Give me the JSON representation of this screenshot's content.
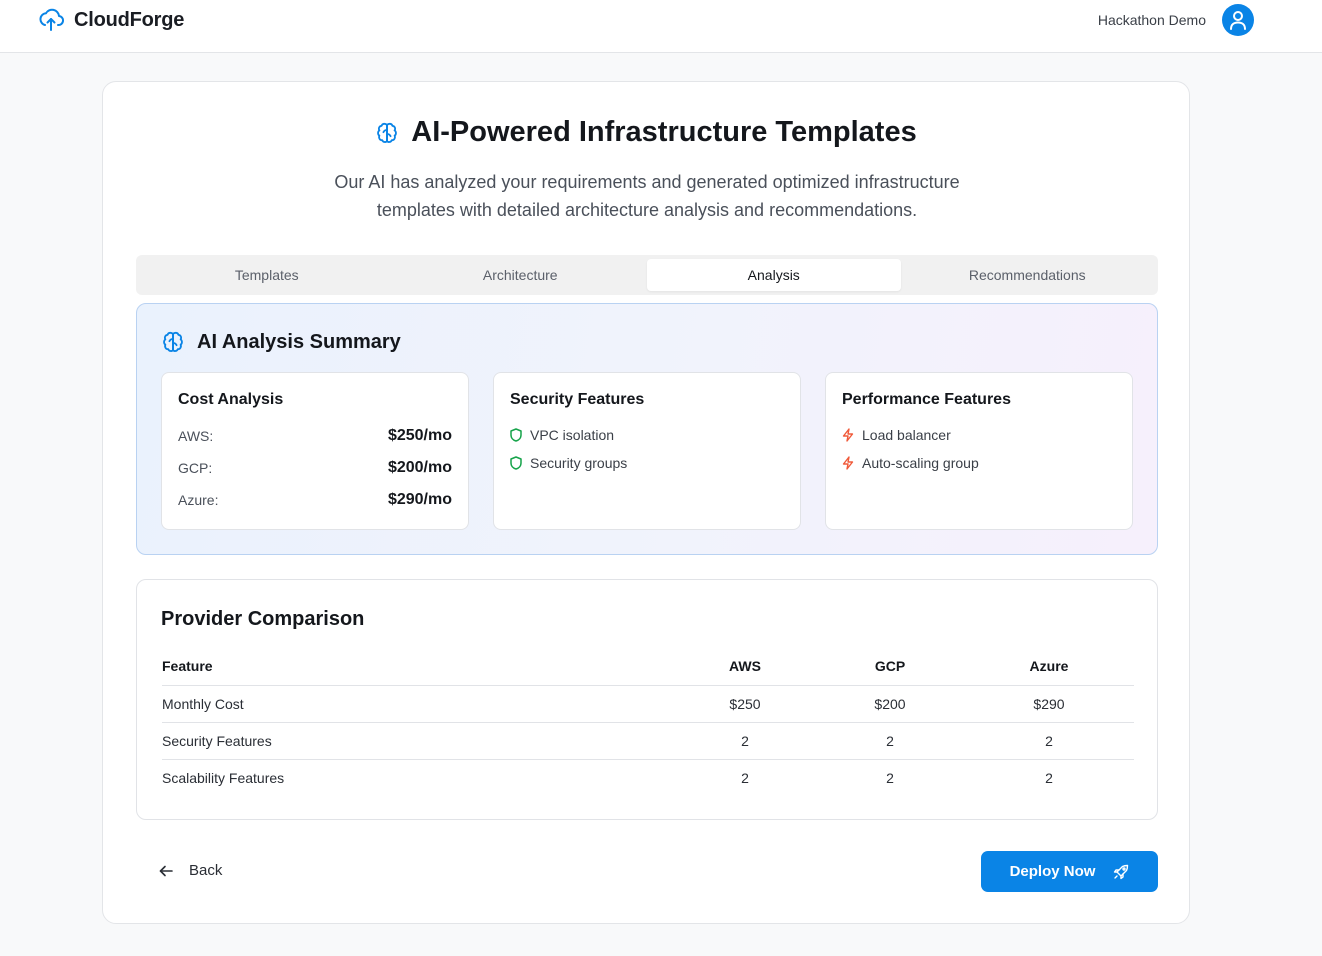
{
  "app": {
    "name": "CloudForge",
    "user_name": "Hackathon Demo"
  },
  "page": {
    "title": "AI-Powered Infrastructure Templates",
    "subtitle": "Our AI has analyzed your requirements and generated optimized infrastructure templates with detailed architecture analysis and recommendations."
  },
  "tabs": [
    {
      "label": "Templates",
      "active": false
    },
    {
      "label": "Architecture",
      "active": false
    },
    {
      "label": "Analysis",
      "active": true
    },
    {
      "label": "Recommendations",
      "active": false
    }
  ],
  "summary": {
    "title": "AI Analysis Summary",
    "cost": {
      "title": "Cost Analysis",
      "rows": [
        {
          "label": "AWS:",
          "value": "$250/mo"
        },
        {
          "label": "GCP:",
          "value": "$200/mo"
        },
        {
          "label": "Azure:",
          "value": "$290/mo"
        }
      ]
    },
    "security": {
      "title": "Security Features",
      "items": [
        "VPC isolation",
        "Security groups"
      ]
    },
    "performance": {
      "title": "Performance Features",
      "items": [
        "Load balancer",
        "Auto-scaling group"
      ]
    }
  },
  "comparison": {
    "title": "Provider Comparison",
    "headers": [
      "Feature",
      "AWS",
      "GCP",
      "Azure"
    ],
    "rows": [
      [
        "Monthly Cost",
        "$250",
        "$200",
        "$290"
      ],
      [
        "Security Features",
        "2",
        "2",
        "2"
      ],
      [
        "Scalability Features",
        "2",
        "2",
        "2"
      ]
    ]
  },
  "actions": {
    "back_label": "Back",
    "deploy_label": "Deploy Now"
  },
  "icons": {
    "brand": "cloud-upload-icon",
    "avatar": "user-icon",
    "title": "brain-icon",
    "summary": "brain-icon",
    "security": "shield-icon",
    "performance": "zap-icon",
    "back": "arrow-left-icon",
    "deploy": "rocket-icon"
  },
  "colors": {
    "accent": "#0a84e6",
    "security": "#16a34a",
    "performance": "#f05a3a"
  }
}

### Goal of the exercise
Gather from the entries above all lines that include the string "value".

### Result of the exercise
          "value": "$250/mo"
          "value": "$200/mo"
          "value": "$290/mo"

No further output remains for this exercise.